__What is being asked__. Among the entries below, find how many lines carry the word "isoentropicamente" and state only that figure.

[Extracts from a graphics dataset]
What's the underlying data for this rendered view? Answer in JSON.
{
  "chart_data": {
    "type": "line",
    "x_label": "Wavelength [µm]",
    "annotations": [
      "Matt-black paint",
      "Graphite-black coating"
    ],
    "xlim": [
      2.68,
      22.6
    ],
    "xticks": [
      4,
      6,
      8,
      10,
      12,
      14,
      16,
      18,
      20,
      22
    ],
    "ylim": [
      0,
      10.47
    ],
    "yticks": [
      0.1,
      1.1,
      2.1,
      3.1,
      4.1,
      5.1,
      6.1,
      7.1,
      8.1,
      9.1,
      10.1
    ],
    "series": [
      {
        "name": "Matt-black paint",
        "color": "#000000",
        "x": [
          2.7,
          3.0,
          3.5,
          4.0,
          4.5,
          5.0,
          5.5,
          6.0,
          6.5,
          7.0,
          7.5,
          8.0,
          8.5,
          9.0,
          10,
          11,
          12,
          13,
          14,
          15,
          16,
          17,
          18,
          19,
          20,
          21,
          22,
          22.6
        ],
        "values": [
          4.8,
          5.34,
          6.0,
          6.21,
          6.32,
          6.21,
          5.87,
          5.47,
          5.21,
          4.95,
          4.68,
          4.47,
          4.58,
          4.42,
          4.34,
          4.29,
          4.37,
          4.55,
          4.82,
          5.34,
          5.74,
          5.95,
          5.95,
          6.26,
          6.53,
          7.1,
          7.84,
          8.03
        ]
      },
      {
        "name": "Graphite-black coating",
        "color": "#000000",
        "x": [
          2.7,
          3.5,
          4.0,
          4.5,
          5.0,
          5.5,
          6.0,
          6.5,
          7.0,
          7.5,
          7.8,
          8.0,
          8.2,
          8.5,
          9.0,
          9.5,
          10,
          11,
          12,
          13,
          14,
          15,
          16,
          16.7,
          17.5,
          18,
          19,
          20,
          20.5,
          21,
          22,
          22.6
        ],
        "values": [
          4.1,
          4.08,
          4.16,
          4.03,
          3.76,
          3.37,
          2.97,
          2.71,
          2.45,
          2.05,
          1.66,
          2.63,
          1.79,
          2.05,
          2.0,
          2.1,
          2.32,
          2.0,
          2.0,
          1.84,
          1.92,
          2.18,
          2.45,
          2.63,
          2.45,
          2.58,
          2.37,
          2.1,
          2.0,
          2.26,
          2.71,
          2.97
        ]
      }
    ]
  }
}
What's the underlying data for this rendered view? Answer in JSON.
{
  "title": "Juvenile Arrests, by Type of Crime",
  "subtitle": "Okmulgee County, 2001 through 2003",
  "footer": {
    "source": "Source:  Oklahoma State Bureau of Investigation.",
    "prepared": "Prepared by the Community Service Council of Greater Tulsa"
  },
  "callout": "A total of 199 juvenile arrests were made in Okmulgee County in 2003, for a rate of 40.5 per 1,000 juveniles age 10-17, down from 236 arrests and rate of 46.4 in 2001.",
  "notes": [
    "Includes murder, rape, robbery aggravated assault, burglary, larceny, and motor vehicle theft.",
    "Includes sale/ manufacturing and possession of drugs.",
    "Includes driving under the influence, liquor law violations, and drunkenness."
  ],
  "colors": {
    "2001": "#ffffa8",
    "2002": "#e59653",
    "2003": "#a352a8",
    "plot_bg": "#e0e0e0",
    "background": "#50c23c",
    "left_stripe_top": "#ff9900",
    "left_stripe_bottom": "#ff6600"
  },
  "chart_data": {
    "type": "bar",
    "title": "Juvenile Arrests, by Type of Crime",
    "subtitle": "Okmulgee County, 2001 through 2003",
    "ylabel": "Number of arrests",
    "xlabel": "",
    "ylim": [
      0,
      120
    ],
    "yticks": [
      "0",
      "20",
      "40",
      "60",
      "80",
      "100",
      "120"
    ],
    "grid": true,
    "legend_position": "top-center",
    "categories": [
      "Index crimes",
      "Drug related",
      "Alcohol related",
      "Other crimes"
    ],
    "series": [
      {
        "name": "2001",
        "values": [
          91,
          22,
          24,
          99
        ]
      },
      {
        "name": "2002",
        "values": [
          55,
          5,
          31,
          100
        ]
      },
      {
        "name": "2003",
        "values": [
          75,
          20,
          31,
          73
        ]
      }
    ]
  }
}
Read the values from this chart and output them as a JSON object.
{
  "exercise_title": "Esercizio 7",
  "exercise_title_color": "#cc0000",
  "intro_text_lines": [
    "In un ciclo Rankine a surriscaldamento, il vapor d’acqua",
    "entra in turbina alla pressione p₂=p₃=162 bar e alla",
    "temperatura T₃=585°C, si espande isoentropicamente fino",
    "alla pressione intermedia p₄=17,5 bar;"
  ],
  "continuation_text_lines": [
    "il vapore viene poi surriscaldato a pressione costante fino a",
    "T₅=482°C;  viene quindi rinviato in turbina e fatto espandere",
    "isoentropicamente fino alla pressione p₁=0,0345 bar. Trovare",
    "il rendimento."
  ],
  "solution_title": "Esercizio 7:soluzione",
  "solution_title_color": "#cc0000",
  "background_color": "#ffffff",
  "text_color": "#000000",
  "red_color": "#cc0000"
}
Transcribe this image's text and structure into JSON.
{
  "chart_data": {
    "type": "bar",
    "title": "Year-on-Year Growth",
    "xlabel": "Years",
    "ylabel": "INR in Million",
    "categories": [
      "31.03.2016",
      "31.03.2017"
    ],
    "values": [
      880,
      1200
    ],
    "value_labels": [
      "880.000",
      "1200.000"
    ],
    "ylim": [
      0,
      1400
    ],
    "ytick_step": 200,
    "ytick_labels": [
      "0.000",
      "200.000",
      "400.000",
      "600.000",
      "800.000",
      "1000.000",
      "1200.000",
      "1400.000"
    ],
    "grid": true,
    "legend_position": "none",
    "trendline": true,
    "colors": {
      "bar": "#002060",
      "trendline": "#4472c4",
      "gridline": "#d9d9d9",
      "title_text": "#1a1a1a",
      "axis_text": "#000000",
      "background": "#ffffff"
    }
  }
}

__The response__. 2